**** Available records ****

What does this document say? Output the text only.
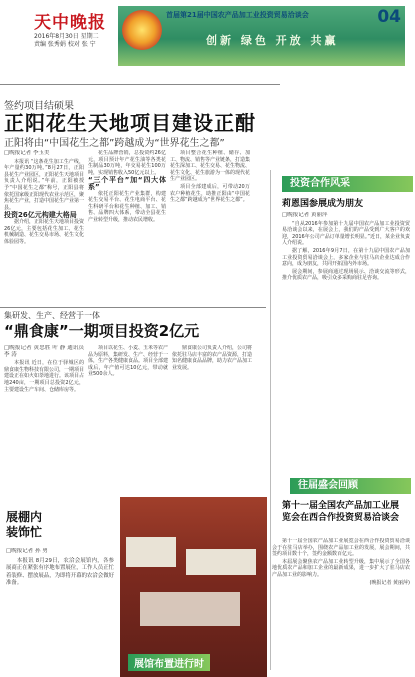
天中晚报
2016年8月30日 星期二
责编 张秀娟 校对 张 宁
首届第21届中国农产品加工业投资贸易洽谈会
创新 绿色 开放 共赢
04
签约项目结硕果
正阳花生天地项目建设正酣
正阳将由“中国花生之都”跨越成为“世界花生之都”
□晚报记者 李玉美

本报讯 “这条花生加工生产线，年产量约30万吨。”8月27日，正阳县花生产业园区，正阳花生天地项目负责人介绍说。”年前，正阳被授予“中国花生之都”称号，正阳县将依托国家级正阳现代农业示范区，聚焦花生产业，打造中国花生产业第一县。

投资26亿元构建大格局

据介绍，正阳花生天地项目投资26亿元，主要包括花生加工、花生机械制造、花生交易市场、花生文化体验园等。

花生品牌营销，总投资约26亿元，项目预计年产花生油等各类花生制品30万吨，年交易花生100万吨，实现销售收入50亿元以上。

“三个平台”加“四大体系”

依托正阳花生产业集群，构建花生交易平台、花生电商平台、花生科研平台和花生种植、加工、销售、品牌四大体系，带动全县花生产业转型升级，推动农民增收。

项目整合花生种植、储存、加工、物流、销售等产业链条，打造集花生深加工、花生交易、花生物流、花生文化、花生旅游为一体的现代花生产业园区。

项目全部建成后，可带动20万农户种植花生，助推正阳由“中国花生之都”跨越成为“世界花生之都”。

集研发、生产、经营于一体
“鼎食康”一期项目投资2亿元
□晚报记者 黄忠胜 叶 静 通讯员 李 涛

本报讯 近日，在位于驿城区的鼎食康生物科技有限公司，一期项目建设正在如火如荼地进行。该项目占地240亩，一期项目总投资2亿元，主要建设生产车间、仓储库房等。

项目以花生、小麦、玉米等农产品为原料，集研发、生产、经营于一体，生产各类健康食品。项目全部建成后，年产值可达10亿元，带动就业500余人。

鼎食康公司负责人介绍，公司将依托驻马店丰富的农产品资源，打造知名健康食品品牌，助力农产品加工业发展。

投资合作风采
莉恩国参展成为朋友
□晚报记者 黄丽萍

“自从2016年参加第十九届中国农产品加工业投资贸易洽谈会以来，在展会上，我们的产品受到广大客户的欢迎，2016年公司产品订单量增长明显。”近日，某企业负责人介绍说。

据了解，2016年9月7日，在第十九届中国农产品加工业投资贸易洽谈会上，多家企业与驻马店企业达成合作意向，成为朋友，共同开拓国内外市场。

展会期间，参展商通过现场展示、洽谈交流等形式，推介优质农产品，吸引众多采购商驻足咨询。

往届盛会回顾
第十一届全国农产品加工业展览会在西合作投资贸易洽谈会

第十一届全国农产品加工业展览会在西合作投资贸易洽谈会于在驻马店举办，围绕农产品加工业的发展，展会期间，共签约项目数十个，签约金额数百亿元。

本届展会聚焦农产品加工业转型升级，集中展示了全国各地优质农产品和加工企业的最新成果，进一步扩大了驻马店农产品加工业的影响力。

(晚报记者 黄丽萍)

展棚内
装饰忙
□晚报记者 孙 勇

本报讯 8月29日，农洽会展馆内，各参展商正在紧张有序地布置展位，工作人员正忙着装修、摆放展品，为即将开幕的农洽会做好准备。

展馆布置进行时
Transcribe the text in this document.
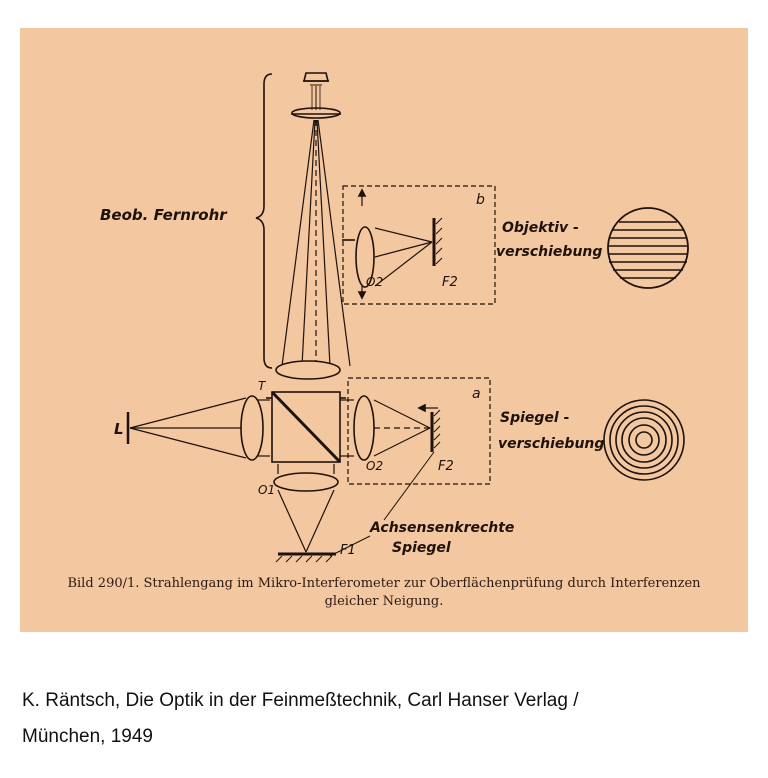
Beob. Fernrohr
L
T
O1
O2
O2
F1
F2
F2
a
b
Objektiv -
verschiebung
Spiegel -
verschiebung
Achsensenkrechte
Spiegel
Bild 290/1. Strahlengang im Mikro-Interferometer zur Oberflächenprüfung durch Interferenzen
gleicher Neigung.
K. Räntsch, Die Optik in der Feinmeßtechnik, Carl Hanser Verlag /
München, 1949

****

* **Directions for this task**: Everything from the line containing "Transcribe the text in this document." through the last line of the entries is to be output exactly as written, minus any pictures.

* **Solution to this exercise**:
Transcribe the text in this document.
Beob. Fernrohr
L
T
O1
O2
O2
F1
F2
F2
a
b
Objektiv -
verschiebung
Spiegel -
verschiebung
Achsensenkrechte
Spiegel
Bild 290/1. Strahlengang im Mikro-Interferometer zur Oberflächenprüfung durch Interferenzen
gleicher Neigung.
K. Räntsch, Die Optik in der Feinmeßtechnik, Carl Hanser Verlag /
München, 1949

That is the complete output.